(What you have to do):
Could you render the entries as a numbered list, beginning at the first line and stopping after the line that contains "457, 965, 514]", with any blank lines omitted?

━━━ Task inputs

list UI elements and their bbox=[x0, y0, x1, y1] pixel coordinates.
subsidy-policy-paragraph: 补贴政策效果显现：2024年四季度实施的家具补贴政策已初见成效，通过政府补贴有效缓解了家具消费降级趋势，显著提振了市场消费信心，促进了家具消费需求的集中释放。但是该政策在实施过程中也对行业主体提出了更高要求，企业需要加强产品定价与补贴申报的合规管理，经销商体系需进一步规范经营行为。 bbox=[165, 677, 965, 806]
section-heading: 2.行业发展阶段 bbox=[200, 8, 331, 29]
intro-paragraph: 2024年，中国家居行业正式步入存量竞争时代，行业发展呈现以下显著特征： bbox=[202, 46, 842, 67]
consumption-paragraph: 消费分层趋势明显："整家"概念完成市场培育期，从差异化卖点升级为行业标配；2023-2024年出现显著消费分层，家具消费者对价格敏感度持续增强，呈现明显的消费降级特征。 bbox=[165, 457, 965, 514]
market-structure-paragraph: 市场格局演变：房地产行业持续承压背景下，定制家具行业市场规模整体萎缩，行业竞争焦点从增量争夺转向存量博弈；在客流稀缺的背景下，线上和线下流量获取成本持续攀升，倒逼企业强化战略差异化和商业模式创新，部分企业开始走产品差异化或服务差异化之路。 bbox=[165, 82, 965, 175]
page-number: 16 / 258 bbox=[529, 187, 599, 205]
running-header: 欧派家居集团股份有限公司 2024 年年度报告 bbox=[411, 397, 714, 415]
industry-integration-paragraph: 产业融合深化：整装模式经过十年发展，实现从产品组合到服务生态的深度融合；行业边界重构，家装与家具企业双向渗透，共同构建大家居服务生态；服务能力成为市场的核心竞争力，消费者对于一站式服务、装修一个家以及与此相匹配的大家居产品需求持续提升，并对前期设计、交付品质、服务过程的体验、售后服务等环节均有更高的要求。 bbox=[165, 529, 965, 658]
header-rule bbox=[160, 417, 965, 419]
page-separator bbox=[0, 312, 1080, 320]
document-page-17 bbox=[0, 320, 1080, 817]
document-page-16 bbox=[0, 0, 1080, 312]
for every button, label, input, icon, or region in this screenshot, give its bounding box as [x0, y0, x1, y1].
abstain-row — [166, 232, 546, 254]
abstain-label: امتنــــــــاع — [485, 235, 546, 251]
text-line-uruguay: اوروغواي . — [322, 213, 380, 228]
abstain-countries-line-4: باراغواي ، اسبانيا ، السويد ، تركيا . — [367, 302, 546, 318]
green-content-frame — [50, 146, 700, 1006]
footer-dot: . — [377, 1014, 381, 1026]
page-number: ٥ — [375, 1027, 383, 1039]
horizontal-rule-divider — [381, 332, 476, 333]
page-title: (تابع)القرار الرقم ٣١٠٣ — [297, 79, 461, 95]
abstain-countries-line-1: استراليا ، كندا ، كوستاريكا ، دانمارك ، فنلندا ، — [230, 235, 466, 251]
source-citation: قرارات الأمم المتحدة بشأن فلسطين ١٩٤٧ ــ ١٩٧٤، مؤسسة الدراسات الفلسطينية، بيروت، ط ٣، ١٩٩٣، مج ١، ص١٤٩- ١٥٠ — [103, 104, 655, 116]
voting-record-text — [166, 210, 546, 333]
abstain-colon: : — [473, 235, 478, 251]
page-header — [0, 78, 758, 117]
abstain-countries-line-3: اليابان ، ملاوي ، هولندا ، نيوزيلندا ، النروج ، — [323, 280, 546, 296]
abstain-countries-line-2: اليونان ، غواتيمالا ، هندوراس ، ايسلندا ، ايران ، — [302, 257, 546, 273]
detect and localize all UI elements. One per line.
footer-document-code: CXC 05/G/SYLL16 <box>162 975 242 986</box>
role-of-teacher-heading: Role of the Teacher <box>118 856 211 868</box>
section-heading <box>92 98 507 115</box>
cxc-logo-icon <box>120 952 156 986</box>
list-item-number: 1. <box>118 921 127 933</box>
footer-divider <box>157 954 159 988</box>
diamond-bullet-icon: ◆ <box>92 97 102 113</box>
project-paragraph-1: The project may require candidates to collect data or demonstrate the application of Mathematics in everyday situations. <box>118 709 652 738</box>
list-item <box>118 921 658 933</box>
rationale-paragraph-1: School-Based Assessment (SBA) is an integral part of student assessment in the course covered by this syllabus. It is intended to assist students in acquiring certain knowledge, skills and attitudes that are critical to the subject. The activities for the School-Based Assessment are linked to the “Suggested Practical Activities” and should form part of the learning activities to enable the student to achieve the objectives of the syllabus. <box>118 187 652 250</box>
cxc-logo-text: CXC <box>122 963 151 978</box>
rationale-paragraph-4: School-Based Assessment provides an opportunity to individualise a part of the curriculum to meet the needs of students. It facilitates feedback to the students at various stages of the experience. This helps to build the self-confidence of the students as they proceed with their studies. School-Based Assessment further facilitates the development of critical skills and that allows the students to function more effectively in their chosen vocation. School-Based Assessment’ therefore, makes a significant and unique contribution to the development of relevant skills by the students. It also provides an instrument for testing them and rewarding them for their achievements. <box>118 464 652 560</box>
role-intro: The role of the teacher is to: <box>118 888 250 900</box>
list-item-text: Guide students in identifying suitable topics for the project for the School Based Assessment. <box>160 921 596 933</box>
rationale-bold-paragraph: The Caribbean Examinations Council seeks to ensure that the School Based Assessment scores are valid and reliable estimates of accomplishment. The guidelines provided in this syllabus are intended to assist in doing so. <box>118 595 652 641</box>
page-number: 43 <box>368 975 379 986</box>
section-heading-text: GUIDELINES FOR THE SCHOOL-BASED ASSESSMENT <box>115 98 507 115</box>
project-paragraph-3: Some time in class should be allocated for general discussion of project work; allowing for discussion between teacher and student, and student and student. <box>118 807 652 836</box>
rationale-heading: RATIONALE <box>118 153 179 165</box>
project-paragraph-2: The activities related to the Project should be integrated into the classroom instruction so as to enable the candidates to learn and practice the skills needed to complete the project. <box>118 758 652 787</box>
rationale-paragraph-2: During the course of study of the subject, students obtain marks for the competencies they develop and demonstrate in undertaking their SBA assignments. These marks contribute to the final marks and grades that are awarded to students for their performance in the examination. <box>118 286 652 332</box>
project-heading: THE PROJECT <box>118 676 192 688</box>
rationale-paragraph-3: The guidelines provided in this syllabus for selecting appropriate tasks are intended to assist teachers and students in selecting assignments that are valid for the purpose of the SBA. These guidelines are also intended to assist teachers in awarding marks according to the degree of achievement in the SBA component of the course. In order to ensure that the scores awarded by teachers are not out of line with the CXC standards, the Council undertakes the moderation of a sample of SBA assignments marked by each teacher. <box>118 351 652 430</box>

━━━━━━

(Answer to this problem):
1. list UI elements and their bbox=[x0, y0, x1, y1] pixel coordinates.
2. subsidy-policy-paragraph: 补贴政策效果显现：2024年四季度实施的家具补贴政策已初见成效，通过政府补贴有效缓解了家具消费降级趋势，显著提振了市场消费信心，促进了家具消费需求的集中释放。但是该政策在实施过程中也对行业主体提出了更高要求，企业需要加强产品定价与补贴申报的合规管理，经销商体系需进一步规范经营行为。 bbox=[165, 677, 965, 806]
3. section-heading: 2.行业发展阶段 bbox=[200, 8, 331, 29]
4. intro-paragraph: 2024年，中国家居行业正式步入存量竞争时代，行业发展呈现以下显著特征： bbox=[202, 46, 842, 67]
5. consumption-paragraph: 消费分层趋势明显："整家"概念完成市场培育期，从差异化卖点升级为行业标配；2023-2024年出现显著消费分层，家具消费者对价格敏感度持续增强，呈现明显的消费降级特征。 bbox=[165, 457, 965, 514]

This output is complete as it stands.